§ **LISTED ENTRIES**:
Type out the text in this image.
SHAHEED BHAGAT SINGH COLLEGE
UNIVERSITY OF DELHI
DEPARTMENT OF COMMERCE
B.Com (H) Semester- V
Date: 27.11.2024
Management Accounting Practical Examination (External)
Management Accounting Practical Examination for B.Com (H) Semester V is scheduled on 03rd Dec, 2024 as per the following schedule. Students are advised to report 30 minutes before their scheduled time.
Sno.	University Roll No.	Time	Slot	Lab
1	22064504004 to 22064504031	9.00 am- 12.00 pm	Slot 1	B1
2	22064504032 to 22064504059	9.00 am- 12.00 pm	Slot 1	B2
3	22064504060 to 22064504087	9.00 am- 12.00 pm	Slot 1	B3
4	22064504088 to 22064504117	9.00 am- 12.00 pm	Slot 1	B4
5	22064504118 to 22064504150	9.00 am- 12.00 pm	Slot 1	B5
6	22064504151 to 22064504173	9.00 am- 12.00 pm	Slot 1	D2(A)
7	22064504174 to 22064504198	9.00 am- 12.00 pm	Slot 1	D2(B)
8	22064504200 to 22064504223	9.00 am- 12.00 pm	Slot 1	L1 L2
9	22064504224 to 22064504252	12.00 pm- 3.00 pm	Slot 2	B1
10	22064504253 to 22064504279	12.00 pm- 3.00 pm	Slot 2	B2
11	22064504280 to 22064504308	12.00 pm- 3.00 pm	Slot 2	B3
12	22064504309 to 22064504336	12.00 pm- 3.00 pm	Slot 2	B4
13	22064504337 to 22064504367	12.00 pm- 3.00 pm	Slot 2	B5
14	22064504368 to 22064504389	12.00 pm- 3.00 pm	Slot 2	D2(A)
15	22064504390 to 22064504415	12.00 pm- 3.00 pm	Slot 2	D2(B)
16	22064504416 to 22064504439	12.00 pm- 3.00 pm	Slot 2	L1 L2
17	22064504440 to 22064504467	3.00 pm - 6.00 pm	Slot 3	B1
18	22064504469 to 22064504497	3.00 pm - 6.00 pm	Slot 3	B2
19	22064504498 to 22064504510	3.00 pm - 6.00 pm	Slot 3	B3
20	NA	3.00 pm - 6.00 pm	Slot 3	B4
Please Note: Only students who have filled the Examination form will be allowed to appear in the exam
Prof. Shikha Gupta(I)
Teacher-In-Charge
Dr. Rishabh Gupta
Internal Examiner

§ **PROBLEM DESCRIPTION**: Can you restate every record above word for word?

§ **EXERCISE RESULT**:
Type out the text in this image.
SHAHEED BHAGAT SINGH COLLEGE
UNIVERSITY OF DELHI
DEPARTMENT OF COMMERCE
B.Com (H) Semester- V
Date: 27.11.2024
Management Accounting Practical Examination (External)
Management Accounting Practical Examination for B.Com (H) Semester V is scheduled on 03rd Dec, 2024 as per the following schedule. Students are advised to report 30 minutes before their scheduled time.
Sno.	University Roll No.	Time	Slot	Lab
1	22064504004 to 22064504031	9.00 am- 12.00 pm	Slot 1	B1
2	22064504032 to 22064504059	9.00 am- 12.00 pm	Slot 1	B2
3	22064504060 to 22064504087	9.00 am- 12.00 pm	Slot 1	B3
4	22064504088 to 22064504117	9.00 am- 12.00 pm	Slot 1	B4
5	22064504118 to 22064504150	9.00 am- 12.00 pm	Slot 1	B5
6	22064504151 to 22064504173	9.00 am- 12.00 pm	Slot 1	D2(A)
7	22064504174 to 22064504198	9.00 am- 12.00 pm	Slot 1	D2(B)
8	22064504200 to 22064504223	9.00 am- 12.00 pm	Slot 1	L1 L2
9	22064504224 to 22064504252	12.00 pm- 3.00 pm	Slot 2	B1
10	22064504253 to 22064504279	12.00 pm- 3.00 pm	Slot 2	B2
11	22064504280 to 22064504308	12.00 pm- 3.00 pm	Slot 2	B3
12	22064504309 to 22064504336	12.00 pm- 3.00 pm	Slot 2	B4
13	22064504337 to 22064504367	12.00 pm- 3.00 pm	Slot 2	B5
14	22064504368 to 22064504389	12.00 pm- 3.00 pm	Slot 2	D2(A)
15	22064504390 to 22064504415	12.00 pm- 3.00 pm	Slot 2	D2(B)
16	22064504416 to 22064504439	12.00 pm- 3.00 pm	Slot 2	L1 L2
17	22064504440 to 22064504467	3.00 pm - 6.00 pm	Slot 3	B1
18	22064504469 to 22064504497	3.00 pm - 6.00 pm	Slot 3	B2
19	22064504498 to 22064504510	3.00 pm - 6.00 pm	Slot 3	B3
20	NA	3.00 pm - 6.00 pm	Slot 3	B4
Please Note: Only students who have filled the Examination form will be allowed to appear in the exam
Prof. Shikha Gupta(I)
Teacher-In-Charge
Dr. Rishabh Gupta
Internal Examiner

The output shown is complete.